**Short task**
Copy every line that holds "this".

Dataset excerpts
################

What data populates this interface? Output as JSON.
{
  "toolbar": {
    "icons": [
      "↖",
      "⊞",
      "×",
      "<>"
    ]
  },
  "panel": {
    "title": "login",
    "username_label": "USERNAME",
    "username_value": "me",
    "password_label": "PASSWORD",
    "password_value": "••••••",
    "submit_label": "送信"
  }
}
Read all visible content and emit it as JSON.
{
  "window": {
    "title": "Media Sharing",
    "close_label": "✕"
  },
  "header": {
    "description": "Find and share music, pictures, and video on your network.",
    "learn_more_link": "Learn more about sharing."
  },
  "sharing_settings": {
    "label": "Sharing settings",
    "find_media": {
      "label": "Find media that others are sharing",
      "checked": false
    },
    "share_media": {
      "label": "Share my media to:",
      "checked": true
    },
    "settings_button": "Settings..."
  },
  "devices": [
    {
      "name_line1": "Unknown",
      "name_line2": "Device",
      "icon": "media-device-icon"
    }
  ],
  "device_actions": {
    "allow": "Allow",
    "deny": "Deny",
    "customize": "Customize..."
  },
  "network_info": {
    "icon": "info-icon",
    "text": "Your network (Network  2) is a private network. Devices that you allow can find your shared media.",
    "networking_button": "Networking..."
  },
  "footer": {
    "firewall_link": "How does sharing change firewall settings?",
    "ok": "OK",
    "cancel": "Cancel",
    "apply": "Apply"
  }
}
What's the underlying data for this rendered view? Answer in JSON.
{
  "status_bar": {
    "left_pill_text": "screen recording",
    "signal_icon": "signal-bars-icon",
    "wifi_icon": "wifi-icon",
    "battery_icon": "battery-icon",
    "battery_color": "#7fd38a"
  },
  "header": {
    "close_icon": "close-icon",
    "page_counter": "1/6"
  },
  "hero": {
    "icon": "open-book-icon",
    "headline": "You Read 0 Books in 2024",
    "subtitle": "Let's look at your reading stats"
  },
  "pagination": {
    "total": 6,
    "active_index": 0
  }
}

################

**Response**
What data populates this interface? Output as JSON.
What's the underlying data for this rendered view? Answer in JSON.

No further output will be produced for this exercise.